Dataset records:

'''

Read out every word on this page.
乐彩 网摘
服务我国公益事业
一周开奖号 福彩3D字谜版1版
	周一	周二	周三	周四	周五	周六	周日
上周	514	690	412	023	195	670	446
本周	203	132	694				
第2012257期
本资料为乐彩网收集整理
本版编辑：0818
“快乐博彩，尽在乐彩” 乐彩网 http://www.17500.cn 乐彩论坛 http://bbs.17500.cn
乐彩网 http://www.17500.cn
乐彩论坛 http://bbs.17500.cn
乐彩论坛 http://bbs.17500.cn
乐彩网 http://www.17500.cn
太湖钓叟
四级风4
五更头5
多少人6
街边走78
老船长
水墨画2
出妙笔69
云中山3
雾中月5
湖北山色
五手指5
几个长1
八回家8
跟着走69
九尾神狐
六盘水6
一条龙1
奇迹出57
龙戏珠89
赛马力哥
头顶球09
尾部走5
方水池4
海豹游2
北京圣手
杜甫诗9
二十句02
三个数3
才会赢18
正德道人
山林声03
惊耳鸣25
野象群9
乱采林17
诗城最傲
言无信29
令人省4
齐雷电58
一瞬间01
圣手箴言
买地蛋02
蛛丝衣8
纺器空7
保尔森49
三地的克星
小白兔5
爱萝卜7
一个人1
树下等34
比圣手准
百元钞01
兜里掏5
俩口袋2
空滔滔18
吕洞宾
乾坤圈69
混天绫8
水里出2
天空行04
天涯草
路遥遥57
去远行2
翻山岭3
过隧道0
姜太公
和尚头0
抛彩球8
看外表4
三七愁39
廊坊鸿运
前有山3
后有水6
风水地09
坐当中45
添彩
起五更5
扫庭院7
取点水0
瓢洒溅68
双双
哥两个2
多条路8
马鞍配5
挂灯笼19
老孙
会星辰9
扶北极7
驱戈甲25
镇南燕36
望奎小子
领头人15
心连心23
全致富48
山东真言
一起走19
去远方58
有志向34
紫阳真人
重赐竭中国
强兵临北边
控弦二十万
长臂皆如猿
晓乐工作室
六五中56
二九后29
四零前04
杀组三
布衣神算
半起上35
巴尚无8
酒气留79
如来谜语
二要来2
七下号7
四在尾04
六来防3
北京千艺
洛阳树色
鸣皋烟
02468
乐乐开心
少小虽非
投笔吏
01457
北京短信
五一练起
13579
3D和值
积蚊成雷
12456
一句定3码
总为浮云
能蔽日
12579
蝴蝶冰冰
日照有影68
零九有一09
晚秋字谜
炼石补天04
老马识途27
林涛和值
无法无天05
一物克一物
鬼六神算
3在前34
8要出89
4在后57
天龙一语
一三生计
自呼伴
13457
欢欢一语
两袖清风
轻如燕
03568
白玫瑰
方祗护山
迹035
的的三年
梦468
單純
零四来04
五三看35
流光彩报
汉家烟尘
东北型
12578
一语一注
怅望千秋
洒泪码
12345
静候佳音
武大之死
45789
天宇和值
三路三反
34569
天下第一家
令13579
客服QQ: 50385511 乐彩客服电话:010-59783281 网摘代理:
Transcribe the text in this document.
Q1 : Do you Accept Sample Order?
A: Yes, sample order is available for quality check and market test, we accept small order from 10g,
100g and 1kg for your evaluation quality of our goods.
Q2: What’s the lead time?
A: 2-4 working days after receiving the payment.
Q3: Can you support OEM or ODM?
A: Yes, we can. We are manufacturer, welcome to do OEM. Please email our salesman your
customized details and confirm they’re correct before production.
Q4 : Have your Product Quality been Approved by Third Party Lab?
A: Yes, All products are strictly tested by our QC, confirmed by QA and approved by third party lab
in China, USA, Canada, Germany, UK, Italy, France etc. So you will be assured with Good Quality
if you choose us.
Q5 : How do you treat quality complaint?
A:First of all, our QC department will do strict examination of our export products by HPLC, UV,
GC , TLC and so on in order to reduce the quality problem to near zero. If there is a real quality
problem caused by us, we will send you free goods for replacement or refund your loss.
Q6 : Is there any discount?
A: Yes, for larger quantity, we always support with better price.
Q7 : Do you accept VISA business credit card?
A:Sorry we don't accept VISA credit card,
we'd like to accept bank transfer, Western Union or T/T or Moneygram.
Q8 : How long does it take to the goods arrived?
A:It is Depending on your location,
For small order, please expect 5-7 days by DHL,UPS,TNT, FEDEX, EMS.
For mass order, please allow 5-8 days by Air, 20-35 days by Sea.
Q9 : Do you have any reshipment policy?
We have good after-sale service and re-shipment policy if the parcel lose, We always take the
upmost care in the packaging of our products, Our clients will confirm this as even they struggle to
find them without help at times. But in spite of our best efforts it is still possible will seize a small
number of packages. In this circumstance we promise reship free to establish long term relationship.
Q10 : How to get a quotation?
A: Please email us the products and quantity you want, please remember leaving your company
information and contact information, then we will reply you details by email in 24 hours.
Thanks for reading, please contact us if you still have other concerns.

'''

### WORK TO DO
Count every line in the listing above that holds "credit", then report only the count.

### ANSWER BELOW
2